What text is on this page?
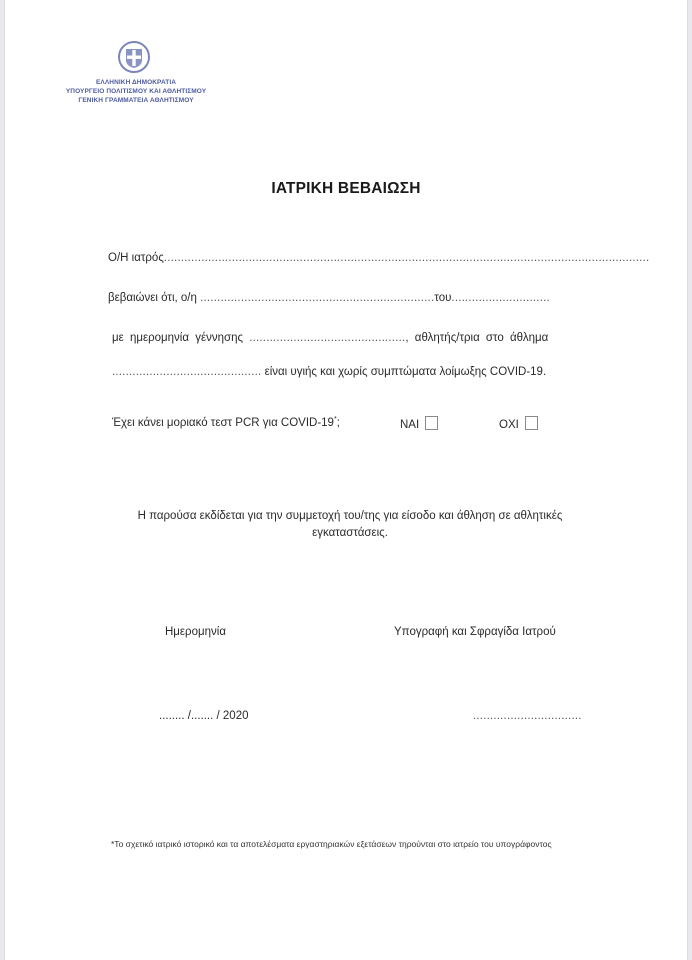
ΕΛΛΗΝΙΚΗ ΔΗΜΟΚΡΑΤΙΑ
ΥΠΟΥΡΓΕΙΟ ΠΟΛΙΤΙΣΜΟΥ ΚΑΙ ΑΘΛΗΤΙΣΜΟΥ
ΓΕΝΙΚΗ ΓΡΑΜΜΑΤΕΙΑ ΑΘΛΗΤΙΣΜΟΥ
ΙΑΤΡΙΚΗ ΒΕΒΑΙΩΣΗ
Ο/Η ιατρός...............................................................................................................................................
βεβαιώνει ότι, ο/η .....................................................................του.............................
με ημερομηνία γέννησης .............................................., αθλητής/τρια στο άθλημα
............................................ είναι υγιής και χωρίς συμπτώματα λοίμωξης COVID-19.
Έχει κάνει μοριακό τεστ PCR για COVID-19*;	ΝΑΙ	ΟΧΙ
Η παρούσα εκδίδεται για την συμμετοχή του/της για είσοδο και άθληση σε αθλητικές εγκαταστάσεις.
Ημερομηνία	Υπογραφή και Σφραγίδα Ιατρού
........ /....... / 2020	................................
*Το σχετικό ιατρικό ιστορικό και τα αποτελέσματα εργαστηριακών εξετάσεων τηρούνται στο ιατρείο του υπογράφοντος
________________________
* SET EXERCISE
Go through the records and show every line with the string "ΑΘΛΗΤΙΣΜΟΥ" in it.

* TASK OUTPUT
ΥΠΟΥΡΓΕΙΟ ΠΟΛΙΤΙΣΜΟΥ ΚΑΙ ΑΘΛΗΤΙΣΜΟΥ
ΓΕΝΙΚΗ ΓΡΑΜΜΑΤΕΙΑ ΑΘΛΗΤΙΣΜΟΥ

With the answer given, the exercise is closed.